Raw records:
┌──

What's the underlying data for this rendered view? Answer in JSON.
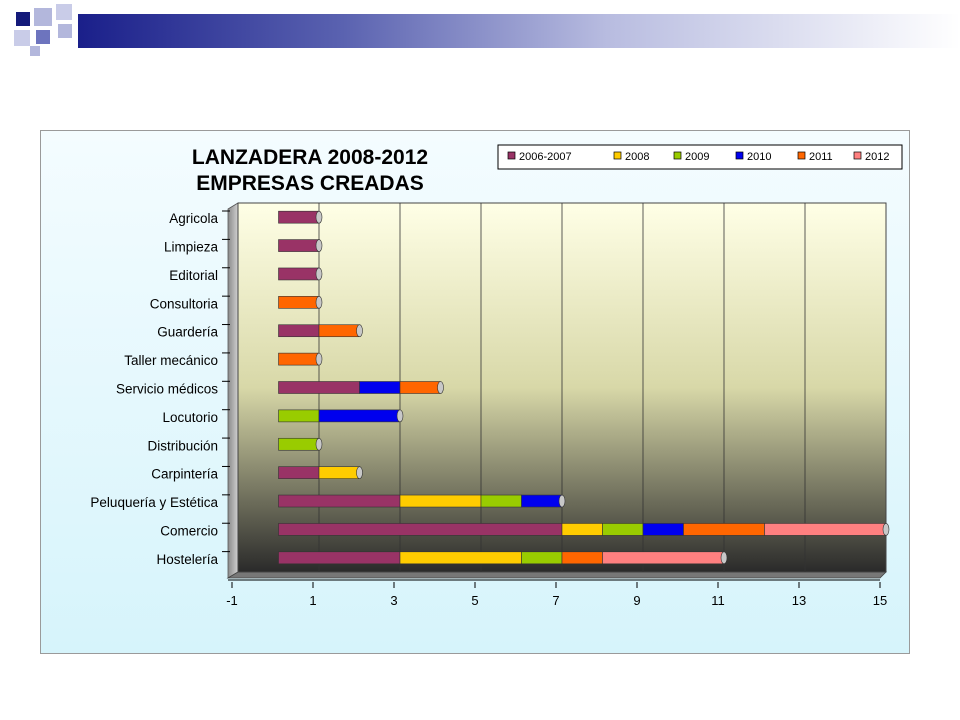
{
  "chart_data": {
    "type": "bar",
    "orientation": "horizontal",
    "stacked": true,
    "title": [
      "LANZADERA 2008-2012",
      "EMPRESAS CREADAS"
    ],
    "xlim": [
      -1,
      15
    ],
    "xticks": [
      "-1",
      "1",
      "3",
      "5",
      "7",
      "9",
      "11",
      "13",
      "15"
    ],
    "grid": true,
    "legend_position": "top-right",
    "categories": [
      "Agricola",
      "Limpieza",
      "Editorial",
      "Consultoria",
      "Guardería",
      "Taller mecánico",
      "Servicio médicos",
      "Locutorio",
      "Distribución",
      "Carpintería",
      "Peluquería y Estética",
      "Comercio",
      "Hostelería"
    ],
    "series": [
      {
        "name": "2006-2007",
        "color": "#993366",
        "values": [
          1,
          1,
          1,
          0,
          1,
          0,
          2,
          0,
          0,
          1,
          3,
          7,
          3
        ]
      },
      {
        "name": "2008",
        "color": "#ffcc00",
        "values": [
          0,
          0,
          0,
          0,
          0,
          0,
          0,
          0,
          0,
          1,
          2,
          1,
          3
        ]
      },
      {
        "name": "2009",
        "color": "#99cc00",
        "values": [
          0,
          0,
          0,
          0,
          0,
          0,
          0,
          1,
          1,
          0,
          1,
          1,
          1
        ]
      },
      {
        "name": "2010",
        "color": "#0000ee",
        "values": [
          0,
          0,
          0,
          0,
          0,
          0,
          1,
          2,
          0,
          0,
          1,
          1,
          0
        ]
      },
      {
        "name": "2011",
        "color": "#ff6600",
        "values": [
          0,
          0,
          0,
          1,
          1,
          1,
          1,
          0,
          0,
          0,
          0,
          2,
          1
        ]
      },
      {
        "name": "2012",
        "color": "#ff8080",
        "values": [
          0,
          0,
          0,
          0,
          0,
          0,
          0,
          0,
          0,
          0,
          0,
          3,
          3
        ]
      }
    ]
  }
}
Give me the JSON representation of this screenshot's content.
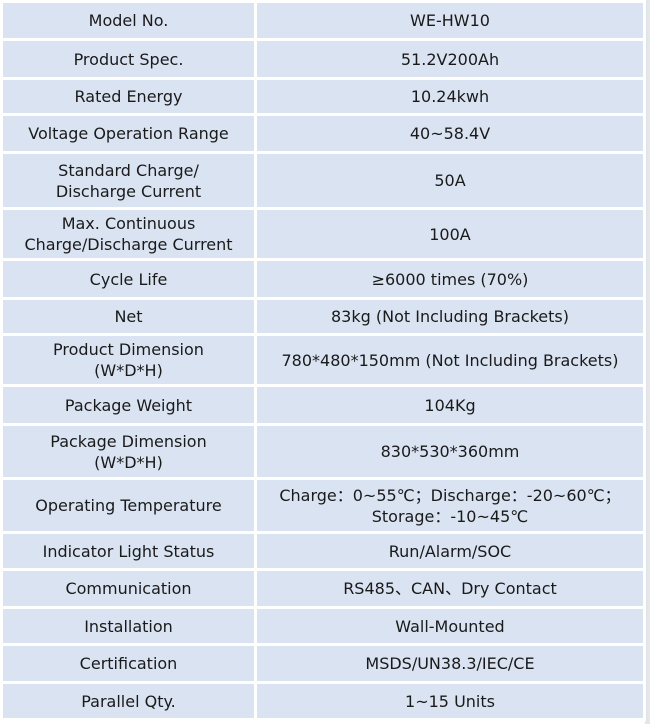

└──

What you need to do:
Could you reproduce every record above exactly, leaving out the pictures?

Reply to the exercise:
What's the underlying data for this rendered view? Answer in JSON.
{
  "chart_data": {
    "type": "bar",
    "orientation": "horizontal",
    "stacked": true,
    "title": [
      "LANZADERA 2008-2012",
      "EMPRESAS CREADAS"
    ],
    "xlim": [
      -1,
      15
    ],
    "xticks": [
      "-1",
      "1",
      "3",
      "5",
      "7",
      "9",
      "11",
      "13",
      "15"
    ],
    "grid": true,
    "legend_position": "top-right",
    "categories": [
      "Agricola",
      "Limpieza",
      "Editorial",
      "Consultoria",
      "Guardería",
      "Taller mecánico",
      "Servicio médicos",
      "Locutorio",
      "Distribución",
      "Carpintería",
      "Peluquería y Estética",
      "Comercio",
      "Hostelería"
    ],
    "series": [
      {
        "name": "2006-2007",
        "color": "#993366",
        "values": [
          1,
          1,
          1,
          0,
          1,
          0,
          2,
          0,
          0,
          1,
          3,
          7,
          3
        ]
      },
      {
        "name": "2008",
        "color": "#ffcc00",
        "values": [
          0,
          0,
          0,
          0,
          0,
          0,
          0,
          0,
          0,
          1,
          2,
          1,
          3
        ]
      },
      {
        "name": "2009",
        "color": "#99cc00",
        "values": [
          0,
          0,
          0,
          0,
          0,
          0,
          0,
          1,
          1,
          0,
          1,
          1,
          1
        ]
      },
      {
        "name": "2010",
        "color": "#0000ee",
        "values": [
          0,
          0,
          0,
          0,
          0,
          0,
          1,
          2,
          0,
          0,
          1,
          1,
          0
        ]
      },
      {
        "name": "2011",
        "color": "#ff6600",
        "values": [
          0,
          0,
          0,
          1,
          1,
          1,
          1,
          0,
          0,
          0,
          0,
          2,
          1
        ]
      },
      {
        "name": "2012",
        "color": "#ff8080",
        "values": [
          0,
          0,
          0,
          0,
          0,
          0,
          0,
          0,
          0,
          0,
          0,
          3,
          3
        ]
      }
    ]
  }
}
Give me the JSON representation of this screenshot's content.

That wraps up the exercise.